● What is required
Exact repetition is required: output every record in full.

● Data to process
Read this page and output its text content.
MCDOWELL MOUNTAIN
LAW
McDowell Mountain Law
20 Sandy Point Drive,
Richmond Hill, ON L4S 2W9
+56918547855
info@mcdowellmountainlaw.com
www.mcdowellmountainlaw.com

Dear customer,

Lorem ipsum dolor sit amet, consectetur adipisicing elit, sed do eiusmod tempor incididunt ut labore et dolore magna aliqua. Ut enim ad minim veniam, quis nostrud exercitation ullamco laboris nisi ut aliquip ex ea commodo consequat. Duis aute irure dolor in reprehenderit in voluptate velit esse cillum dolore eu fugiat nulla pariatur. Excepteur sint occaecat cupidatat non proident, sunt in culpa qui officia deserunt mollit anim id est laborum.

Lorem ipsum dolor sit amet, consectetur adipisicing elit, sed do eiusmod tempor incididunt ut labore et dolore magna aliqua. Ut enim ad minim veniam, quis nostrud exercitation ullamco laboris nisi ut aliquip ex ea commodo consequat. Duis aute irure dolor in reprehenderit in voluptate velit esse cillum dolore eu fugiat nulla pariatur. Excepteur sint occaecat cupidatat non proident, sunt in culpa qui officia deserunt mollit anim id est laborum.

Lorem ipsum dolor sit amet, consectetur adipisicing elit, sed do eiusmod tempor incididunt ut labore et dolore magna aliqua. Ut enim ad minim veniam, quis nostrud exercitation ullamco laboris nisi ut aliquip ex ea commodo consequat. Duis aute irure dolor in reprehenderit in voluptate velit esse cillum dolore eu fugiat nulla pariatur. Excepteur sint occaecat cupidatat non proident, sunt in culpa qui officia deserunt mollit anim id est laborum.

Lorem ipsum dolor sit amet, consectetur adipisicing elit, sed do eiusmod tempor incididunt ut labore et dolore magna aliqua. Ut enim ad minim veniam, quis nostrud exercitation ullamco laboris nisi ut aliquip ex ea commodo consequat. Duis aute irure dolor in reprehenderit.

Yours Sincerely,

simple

● Result of this exercise
Read this page and output its text content.
MCDOWELL MOUNTAIN
LAW
McDowell Mountain Law
20 Sandy Point Drive,
Richmond Hill, ON L4S 2W9
+56918547855
info@mcdowellmountainlaw.com
www.mcdowellmountainlaw.com

Dear customer,

Lorem ipsum dolor sit amet, consectetur adipisicing elit, sed do eiusmod tempor incididunt ut labore et dolore magna aliqua. Ut enim ad minim veniam, quis nostrud exercitation ullamco laboris nisi ut aliquip ex ea commodo consequat. Duis aute irure dolor in reprehenderit in voluptate velit esse cillum dolore eu fugiat nulla pariatur. Excepteur sint occaecat cupidatat non proident, sunt in culpa qui officia deserunt mollit anim id est laborum.

Lorem ipsum dolor sit amet, consectetur adipisicing elit, sed do eiusmod tempor incididunt ut labore et dolore magna aliqua. Ut enim ad minim veniam, quis nostrud exercitation ullamco laboris nisi ut aliquip ex ea commodo consequat. Duis aute irure dolor in reprehenderit in voluptate velit esse cillum dolore eu fugiat nulla pariatur. Excepteur sint occaecat cupidatat non proident, sunt in culpa qui officia deserunt mollit anim id est laborum.

Lorem ipsum dolor sit amet, consectetur adipisicing elit, sed do eiusmod tempor incididunt ut labore et dolore magna aliqua. Ut enim ad minim veniam, quis nostrud exercitation ullamco laboris nisi ut aliquip ex ea commodo consequat. Duis aute irure dolor in reprehenderit in voluptate velit esse cillum dolore eu fugiat nulla pariatur. Excepteur sint occaecat cupidatat non proident, sunt in culpa qui officia deserunt mollit anim id est laborum.

Lorem ipsum dolor sit amet, consectetur adipisicing elit, sed do eiusmod tempor incididunt ut labore et dolore magna aliqua. Ut enim ad minim veniam, quis nostrud exercitation ullamco laboris nisi ut aliquip ex ea commodo consequat. Duis aute irure dolor in reprehenderit.

Yours Sincerely,

simple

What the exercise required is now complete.